Stored entries:
^^^^^^^^

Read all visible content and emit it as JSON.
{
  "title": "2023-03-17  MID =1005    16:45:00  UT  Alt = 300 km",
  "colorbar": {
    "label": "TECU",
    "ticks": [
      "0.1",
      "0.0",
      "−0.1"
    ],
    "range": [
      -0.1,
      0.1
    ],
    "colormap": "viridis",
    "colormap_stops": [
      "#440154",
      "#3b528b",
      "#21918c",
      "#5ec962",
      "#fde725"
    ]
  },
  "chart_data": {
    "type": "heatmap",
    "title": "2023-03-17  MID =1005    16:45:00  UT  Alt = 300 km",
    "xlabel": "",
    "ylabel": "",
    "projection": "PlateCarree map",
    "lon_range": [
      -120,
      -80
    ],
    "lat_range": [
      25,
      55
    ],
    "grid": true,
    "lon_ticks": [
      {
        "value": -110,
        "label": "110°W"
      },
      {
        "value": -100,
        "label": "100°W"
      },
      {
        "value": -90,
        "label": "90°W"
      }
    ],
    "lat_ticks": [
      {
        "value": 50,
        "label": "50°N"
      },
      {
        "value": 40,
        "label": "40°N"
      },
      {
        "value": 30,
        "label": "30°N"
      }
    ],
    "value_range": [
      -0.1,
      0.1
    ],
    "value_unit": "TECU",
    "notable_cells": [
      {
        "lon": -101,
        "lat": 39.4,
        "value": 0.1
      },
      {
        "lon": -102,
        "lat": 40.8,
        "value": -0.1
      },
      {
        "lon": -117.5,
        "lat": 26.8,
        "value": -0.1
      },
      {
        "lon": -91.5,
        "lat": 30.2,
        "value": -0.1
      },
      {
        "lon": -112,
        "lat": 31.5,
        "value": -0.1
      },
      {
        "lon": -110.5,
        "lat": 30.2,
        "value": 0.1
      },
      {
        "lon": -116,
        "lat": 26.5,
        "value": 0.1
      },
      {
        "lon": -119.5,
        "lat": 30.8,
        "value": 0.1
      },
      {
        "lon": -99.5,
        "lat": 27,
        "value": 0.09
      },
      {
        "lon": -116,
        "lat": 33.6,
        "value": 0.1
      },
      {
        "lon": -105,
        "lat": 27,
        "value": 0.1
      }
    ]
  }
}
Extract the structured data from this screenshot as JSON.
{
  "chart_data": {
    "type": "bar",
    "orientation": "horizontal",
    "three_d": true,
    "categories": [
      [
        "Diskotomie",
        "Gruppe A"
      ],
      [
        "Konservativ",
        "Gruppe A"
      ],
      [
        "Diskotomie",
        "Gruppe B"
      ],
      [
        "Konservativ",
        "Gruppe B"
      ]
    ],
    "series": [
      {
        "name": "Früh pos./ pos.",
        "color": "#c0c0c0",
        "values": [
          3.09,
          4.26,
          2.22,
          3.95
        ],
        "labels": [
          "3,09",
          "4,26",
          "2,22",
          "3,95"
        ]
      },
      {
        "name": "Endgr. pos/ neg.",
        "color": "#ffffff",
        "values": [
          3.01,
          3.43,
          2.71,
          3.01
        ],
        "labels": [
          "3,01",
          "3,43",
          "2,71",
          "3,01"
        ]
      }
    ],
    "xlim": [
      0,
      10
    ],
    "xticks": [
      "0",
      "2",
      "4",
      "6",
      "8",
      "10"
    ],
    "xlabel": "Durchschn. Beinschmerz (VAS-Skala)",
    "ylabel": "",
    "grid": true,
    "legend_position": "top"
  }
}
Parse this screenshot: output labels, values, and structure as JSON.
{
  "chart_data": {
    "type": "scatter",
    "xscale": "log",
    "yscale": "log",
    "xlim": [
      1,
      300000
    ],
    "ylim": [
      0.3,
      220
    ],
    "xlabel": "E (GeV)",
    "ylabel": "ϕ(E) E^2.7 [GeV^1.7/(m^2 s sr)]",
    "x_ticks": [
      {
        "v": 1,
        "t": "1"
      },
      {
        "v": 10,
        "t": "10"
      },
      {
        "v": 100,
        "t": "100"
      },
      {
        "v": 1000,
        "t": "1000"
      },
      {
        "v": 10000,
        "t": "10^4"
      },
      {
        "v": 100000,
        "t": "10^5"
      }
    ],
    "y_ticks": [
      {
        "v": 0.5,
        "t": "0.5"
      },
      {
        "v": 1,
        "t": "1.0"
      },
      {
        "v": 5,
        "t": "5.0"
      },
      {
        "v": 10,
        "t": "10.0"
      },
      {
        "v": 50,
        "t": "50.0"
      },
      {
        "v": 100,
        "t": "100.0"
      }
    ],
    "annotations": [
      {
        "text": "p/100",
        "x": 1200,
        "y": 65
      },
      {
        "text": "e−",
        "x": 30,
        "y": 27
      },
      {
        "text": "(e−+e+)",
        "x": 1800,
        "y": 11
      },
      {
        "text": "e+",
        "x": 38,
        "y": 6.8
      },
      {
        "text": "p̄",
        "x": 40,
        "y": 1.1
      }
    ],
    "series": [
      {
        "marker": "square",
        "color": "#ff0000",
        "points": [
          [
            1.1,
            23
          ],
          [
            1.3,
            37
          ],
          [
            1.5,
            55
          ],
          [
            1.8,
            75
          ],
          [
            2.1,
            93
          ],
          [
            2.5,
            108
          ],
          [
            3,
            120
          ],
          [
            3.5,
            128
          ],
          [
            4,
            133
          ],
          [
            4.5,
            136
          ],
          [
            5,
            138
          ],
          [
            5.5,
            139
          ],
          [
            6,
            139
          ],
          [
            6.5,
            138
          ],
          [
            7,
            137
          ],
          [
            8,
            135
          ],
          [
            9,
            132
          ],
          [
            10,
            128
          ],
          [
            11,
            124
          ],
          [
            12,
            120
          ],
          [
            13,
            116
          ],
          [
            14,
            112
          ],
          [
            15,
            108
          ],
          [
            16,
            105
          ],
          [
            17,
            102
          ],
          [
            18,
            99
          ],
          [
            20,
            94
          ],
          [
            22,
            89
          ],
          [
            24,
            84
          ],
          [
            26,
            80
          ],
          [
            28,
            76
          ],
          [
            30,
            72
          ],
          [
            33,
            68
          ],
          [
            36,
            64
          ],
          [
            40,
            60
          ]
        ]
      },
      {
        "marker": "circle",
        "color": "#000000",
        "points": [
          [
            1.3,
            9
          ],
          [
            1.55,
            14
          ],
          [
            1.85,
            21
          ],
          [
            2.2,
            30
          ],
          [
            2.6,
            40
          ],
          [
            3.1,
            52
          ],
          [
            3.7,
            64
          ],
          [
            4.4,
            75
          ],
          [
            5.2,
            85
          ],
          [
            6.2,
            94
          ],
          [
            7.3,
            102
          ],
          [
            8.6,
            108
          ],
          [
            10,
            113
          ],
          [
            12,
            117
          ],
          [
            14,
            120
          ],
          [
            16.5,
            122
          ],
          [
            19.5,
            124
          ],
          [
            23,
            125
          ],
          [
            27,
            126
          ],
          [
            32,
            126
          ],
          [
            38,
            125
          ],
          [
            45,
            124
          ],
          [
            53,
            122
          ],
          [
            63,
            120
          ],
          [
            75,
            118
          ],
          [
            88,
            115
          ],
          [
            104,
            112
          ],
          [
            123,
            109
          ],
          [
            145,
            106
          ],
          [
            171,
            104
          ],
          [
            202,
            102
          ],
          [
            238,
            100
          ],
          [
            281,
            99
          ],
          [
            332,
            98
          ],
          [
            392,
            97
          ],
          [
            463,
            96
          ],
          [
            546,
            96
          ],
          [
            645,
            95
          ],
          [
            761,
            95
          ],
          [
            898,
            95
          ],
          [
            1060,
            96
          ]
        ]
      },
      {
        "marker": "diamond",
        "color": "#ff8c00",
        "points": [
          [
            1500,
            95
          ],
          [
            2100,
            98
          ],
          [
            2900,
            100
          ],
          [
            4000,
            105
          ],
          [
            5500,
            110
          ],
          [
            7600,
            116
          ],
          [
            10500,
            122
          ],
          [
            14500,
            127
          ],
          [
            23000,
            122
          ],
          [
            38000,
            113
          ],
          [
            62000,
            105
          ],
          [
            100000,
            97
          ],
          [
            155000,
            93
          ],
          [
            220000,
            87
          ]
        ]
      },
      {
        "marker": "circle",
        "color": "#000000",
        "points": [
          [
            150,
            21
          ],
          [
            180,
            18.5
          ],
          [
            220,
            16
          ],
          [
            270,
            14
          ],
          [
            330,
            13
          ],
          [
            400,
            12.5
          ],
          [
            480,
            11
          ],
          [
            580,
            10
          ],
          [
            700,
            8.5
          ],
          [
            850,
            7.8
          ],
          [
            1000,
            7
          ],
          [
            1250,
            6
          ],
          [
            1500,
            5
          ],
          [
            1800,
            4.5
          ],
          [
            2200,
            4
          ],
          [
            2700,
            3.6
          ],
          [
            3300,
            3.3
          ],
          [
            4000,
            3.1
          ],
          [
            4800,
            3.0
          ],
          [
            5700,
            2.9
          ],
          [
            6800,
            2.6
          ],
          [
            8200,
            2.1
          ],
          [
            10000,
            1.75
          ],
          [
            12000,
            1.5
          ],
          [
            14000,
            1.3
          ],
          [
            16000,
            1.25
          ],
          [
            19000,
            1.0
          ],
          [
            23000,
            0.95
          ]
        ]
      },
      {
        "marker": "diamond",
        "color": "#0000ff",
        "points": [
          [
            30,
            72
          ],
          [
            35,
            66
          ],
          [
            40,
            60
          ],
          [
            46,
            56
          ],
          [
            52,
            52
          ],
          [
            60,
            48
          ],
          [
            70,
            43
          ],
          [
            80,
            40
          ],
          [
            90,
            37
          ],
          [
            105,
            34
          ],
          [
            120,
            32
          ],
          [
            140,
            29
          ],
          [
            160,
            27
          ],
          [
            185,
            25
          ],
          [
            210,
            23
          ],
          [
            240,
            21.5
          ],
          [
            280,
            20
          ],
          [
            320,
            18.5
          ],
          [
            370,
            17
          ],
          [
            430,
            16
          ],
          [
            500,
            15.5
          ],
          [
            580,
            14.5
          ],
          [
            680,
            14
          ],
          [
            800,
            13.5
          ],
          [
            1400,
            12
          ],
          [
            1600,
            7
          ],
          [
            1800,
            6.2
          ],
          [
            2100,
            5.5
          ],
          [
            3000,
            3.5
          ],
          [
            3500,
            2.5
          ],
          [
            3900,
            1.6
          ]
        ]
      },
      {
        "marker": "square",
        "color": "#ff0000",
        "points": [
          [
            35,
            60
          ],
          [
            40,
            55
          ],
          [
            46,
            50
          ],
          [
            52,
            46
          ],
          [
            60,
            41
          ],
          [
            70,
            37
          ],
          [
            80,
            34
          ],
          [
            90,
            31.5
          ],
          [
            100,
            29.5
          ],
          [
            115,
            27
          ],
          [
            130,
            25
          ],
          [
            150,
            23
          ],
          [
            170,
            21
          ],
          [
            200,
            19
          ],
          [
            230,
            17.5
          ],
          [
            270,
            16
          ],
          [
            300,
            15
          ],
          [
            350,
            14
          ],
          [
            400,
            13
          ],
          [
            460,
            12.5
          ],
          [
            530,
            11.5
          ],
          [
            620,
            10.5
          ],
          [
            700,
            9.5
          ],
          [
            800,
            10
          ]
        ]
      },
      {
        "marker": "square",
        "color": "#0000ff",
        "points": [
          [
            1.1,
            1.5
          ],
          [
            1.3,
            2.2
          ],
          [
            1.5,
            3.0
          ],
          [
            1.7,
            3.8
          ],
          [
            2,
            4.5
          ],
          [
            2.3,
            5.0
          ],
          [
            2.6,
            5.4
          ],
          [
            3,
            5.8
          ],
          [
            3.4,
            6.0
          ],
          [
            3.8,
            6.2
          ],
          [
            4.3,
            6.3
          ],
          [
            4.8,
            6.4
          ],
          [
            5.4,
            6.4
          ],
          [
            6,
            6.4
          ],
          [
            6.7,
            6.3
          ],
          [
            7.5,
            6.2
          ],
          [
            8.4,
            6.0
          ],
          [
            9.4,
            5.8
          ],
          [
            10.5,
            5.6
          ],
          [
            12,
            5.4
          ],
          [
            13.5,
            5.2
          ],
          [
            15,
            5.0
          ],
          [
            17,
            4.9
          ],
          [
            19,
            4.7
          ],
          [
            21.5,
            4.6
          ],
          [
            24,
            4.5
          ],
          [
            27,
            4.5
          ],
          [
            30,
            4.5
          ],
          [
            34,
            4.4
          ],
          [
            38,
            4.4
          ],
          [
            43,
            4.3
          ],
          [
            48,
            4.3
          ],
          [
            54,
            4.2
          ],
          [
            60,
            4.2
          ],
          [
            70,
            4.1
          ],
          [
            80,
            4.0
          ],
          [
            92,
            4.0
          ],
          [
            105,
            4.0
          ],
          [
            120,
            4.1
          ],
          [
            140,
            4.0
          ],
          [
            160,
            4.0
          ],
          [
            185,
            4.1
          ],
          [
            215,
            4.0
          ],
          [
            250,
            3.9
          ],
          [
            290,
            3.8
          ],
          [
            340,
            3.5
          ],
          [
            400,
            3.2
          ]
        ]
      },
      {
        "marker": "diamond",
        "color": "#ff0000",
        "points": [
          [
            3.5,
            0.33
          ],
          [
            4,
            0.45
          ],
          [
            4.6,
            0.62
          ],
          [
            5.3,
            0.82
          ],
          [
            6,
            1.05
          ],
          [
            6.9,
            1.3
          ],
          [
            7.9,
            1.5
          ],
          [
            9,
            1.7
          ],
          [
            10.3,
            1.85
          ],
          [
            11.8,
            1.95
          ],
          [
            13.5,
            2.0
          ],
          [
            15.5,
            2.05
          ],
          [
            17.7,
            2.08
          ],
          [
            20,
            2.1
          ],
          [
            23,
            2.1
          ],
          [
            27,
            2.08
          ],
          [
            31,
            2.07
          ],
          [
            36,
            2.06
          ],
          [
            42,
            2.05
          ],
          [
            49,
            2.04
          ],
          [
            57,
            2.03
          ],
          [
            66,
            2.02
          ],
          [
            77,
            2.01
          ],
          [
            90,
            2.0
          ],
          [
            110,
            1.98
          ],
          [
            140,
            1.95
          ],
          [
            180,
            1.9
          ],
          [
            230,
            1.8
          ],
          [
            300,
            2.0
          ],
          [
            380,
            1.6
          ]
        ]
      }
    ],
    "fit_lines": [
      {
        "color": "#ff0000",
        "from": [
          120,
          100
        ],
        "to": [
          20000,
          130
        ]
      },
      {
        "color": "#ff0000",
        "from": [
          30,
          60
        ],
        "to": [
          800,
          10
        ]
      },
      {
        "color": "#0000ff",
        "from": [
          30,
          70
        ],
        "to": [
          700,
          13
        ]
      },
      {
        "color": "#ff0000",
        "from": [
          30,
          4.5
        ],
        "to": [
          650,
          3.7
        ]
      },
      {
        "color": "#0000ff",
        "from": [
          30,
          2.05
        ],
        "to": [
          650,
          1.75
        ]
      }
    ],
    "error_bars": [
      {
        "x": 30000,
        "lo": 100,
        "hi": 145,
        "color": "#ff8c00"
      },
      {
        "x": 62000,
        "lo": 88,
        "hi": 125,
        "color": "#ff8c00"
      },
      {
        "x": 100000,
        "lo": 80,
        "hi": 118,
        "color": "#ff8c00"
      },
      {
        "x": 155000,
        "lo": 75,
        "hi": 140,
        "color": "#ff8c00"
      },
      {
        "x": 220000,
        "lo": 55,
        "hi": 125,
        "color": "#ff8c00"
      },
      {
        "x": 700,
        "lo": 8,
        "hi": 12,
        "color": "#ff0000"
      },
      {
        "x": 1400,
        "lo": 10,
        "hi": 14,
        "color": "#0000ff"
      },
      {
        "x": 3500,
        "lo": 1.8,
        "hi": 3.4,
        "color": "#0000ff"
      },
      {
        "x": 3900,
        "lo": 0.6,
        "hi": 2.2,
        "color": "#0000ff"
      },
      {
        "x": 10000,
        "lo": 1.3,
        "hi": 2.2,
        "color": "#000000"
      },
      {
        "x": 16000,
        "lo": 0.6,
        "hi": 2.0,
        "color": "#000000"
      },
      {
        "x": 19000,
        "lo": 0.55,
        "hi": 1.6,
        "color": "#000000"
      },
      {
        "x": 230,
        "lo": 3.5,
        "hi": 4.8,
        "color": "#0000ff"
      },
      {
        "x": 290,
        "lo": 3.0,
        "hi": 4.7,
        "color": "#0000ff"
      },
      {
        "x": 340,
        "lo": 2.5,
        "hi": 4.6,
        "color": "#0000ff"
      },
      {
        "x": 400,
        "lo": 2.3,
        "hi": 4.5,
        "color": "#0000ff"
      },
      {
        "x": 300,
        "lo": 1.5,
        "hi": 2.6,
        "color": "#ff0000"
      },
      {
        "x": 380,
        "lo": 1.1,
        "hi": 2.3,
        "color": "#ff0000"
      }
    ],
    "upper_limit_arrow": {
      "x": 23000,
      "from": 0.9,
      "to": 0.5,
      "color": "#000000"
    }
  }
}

^^^^^^^^

YOUR OBJECTIVE –
Keep only those lines of the records that hold "JSON", and return them.

OUTPUT BELOW –
Read all visible content and emit it as JSON.
Extract the structured data from this screenshot as JSON.
Parse this screenshot: output labels, values, and structure as JSON.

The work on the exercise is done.